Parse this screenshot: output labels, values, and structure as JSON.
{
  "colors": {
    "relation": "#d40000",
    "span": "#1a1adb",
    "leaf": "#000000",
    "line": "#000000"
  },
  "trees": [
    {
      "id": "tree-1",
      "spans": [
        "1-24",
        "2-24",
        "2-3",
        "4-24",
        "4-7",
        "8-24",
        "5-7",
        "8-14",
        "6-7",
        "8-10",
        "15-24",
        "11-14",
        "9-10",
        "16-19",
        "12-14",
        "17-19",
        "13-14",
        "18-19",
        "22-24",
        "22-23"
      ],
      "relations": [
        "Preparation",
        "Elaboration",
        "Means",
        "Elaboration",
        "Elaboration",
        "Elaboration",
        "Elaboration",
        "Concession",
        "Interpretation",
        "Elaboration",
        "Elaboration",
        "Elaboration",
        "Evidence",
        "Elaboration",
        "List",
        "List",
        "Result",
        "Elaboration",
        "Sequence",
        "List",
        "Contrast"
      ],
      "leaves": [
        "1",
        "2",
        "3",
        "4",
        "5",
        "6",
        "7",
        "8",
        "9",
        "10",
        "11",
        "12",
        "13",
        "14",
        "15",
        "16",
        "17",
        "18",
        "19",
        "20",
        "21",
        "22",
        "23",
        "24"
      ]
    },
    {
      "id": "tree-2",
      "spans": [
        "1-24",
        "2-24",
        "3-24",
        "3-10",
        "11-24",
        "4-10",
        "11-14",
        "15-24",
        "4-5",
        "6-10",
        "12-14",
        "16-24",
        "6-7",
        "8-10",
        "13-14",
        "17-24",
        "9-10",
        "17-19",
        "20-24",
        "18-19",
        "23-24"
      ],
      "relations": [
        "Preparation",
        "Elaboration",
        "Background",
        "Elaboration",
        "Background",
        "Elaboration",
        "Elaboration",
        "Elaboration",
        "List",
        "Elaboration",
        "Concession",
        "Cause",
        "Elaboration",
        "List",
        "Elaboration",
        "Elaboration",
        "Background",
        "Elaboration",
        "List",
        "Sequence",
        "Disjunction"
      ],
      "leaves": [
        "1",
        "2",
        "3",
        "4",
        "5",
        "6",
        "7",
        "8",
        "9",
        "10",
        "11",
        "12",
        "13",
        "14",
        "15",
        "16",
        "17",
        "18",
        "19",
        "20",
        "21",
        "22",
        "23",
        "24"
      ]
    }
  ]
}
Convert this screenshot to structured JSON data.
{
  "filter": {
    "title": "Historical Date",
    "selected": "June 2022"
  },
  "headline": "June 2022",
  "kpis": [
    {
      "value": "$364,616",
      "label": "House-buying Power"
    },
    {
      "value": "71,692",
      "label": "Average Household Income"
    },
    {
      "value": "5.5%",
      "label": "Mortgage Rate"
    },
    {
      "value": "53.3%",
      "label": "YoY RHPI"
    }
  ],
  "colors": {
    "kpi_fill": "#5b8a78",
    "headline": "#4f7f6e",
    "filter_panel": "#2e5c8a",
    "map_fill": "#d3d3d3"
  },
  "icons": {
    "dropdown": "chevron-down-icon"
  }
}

=====

_What the task requires_
Lines that hold the word "screenshot" are the ones to return, every one of them.

_Result for this exercise_
Parse this screenshot: output labels, values, and structure as JSON.
Convert this screenshot to structured JSON data.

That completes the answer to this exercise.